_INSTRUCTIONS TO FOLLOW_
Copy out each line of the listing that has the word "complete" in it.

_WORKING DATA_

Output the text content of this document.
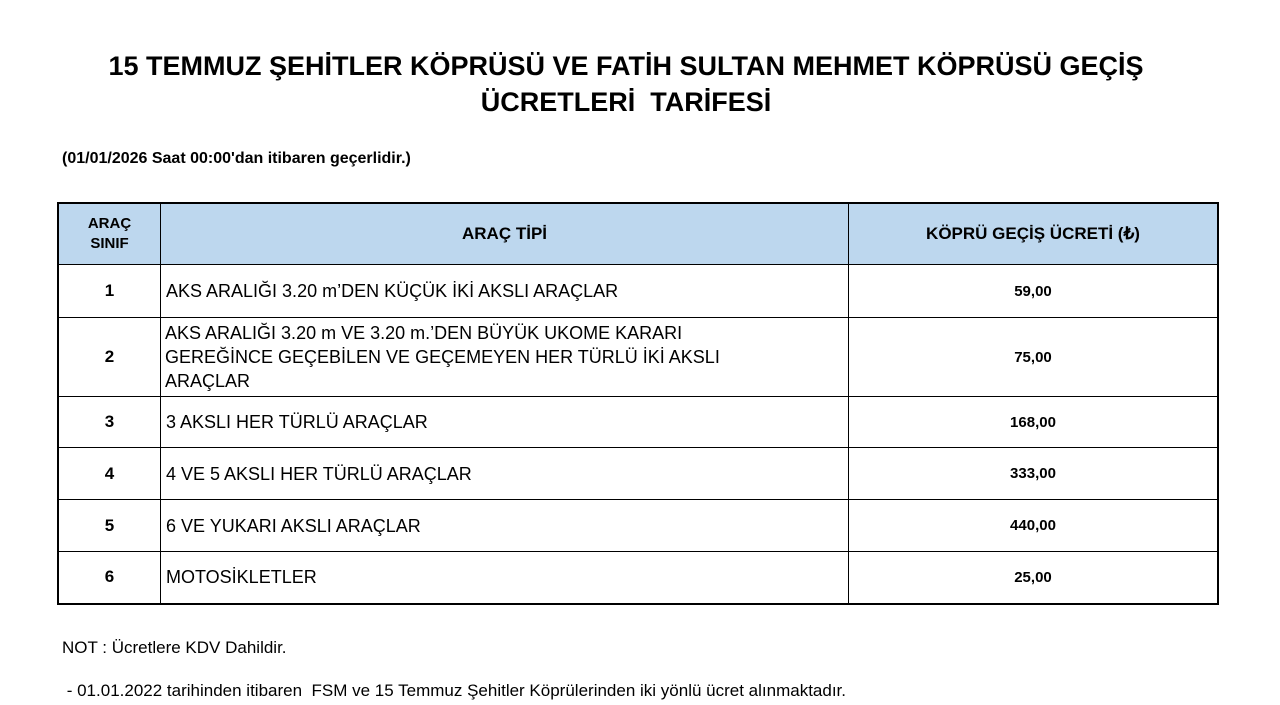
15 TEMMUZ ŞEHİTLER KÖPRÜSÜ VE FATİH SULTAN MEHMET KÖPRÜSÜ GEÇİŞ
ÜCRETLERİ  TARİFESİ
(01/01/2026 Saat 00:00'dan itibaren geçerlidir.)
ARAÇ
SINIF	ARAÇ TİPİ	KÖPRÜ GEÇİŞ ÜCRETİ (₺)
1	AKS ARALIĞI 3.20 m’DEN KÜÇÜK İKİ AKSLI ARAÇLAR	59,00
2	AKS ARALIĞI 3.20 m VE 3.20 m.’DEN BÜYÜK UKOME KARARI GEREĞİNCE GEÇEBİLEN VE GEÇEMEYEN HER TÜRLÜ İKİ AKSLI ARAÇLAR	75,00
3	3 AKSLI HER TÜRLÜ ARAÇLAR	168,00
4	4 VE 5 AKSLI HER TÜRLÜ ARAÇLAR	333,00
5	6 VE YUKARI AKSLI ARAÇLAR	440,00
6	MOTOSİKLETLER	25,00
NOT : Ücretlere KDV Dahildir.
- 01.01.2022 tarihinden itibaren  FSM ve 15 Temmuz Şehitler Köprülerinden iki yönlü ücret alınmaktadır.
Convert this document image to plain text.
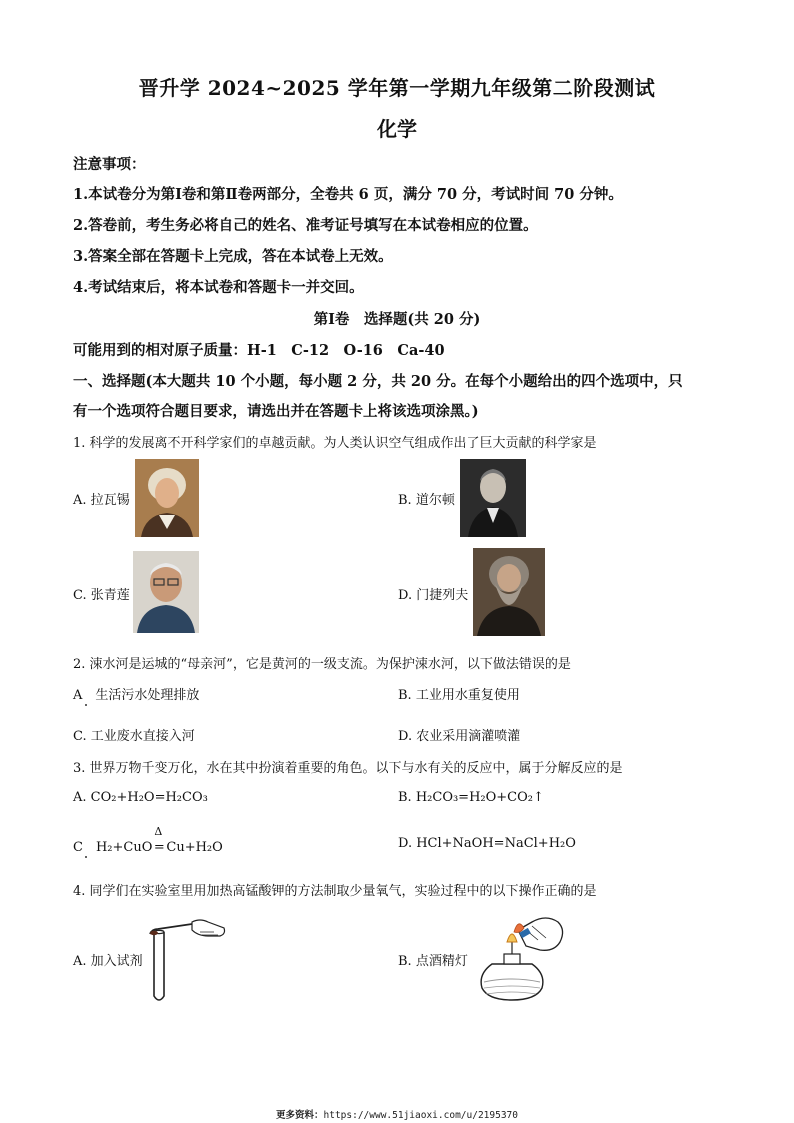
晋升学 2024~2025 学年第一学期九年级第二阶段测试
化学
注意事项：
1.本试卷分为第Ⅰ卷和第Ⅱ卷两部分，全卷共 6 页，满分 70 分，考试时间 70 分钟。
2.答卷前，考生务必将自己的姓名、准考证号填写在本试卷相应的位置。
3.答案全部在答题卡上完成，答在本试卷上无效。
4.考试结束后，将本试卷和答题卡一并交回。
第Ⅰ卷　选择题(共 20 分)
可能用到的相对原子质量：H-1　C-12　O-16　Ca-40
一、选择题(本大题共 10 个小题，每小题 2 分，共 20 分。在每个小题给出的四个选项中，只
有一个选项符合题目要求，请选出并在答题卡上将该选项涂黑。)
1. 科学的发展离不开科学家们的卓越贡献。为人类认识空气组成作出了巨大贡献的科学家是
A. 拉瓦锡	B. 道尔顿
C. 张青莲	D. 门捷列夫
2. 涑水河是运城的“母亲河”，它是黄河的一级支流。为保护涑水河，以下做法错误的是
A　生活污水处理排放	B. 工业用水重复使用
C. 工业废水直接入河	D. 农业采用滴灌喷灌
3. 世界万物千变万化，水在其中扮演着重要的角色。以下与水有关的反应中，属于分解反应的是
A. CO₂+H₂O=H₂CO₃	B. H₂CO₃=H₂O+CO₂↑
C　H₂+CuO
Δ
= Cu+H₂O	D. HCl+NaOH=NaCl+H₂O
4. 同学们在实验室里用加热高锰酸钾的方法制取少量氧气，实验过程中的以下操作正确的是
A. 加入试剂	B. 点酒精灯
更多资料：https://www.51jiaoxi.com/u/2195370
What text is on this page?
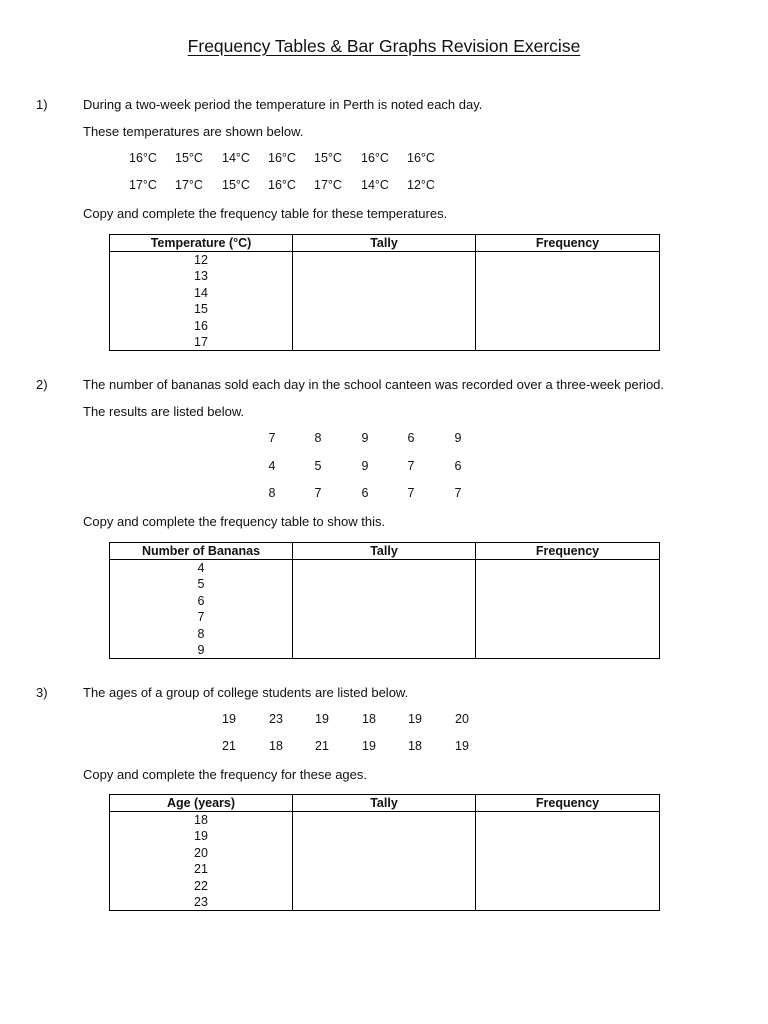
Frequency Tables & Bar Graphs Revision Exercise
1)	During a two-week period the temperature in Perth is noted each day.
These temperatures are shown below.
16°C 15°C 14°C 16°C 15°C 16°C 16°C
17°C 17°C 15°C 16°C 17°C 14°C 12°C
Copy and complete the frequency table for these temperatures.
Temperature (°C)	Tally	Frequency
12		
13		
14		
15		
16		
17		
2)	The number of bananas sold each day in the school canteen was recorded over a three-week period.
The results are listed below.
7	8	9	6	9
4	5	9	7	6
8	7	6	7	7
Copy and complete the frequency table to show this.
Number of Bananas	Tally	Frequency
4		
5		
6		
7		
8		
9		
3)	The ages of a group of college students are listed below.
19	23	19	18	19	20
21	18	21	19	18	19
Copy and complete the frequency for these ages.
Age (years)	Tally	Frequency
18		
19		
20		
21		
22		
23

_TASK RESULT_
Copy and complete the frequency table for these temperatures.
Copy and complete the frequency table to show this.
Copy and complete the frequency for these ages.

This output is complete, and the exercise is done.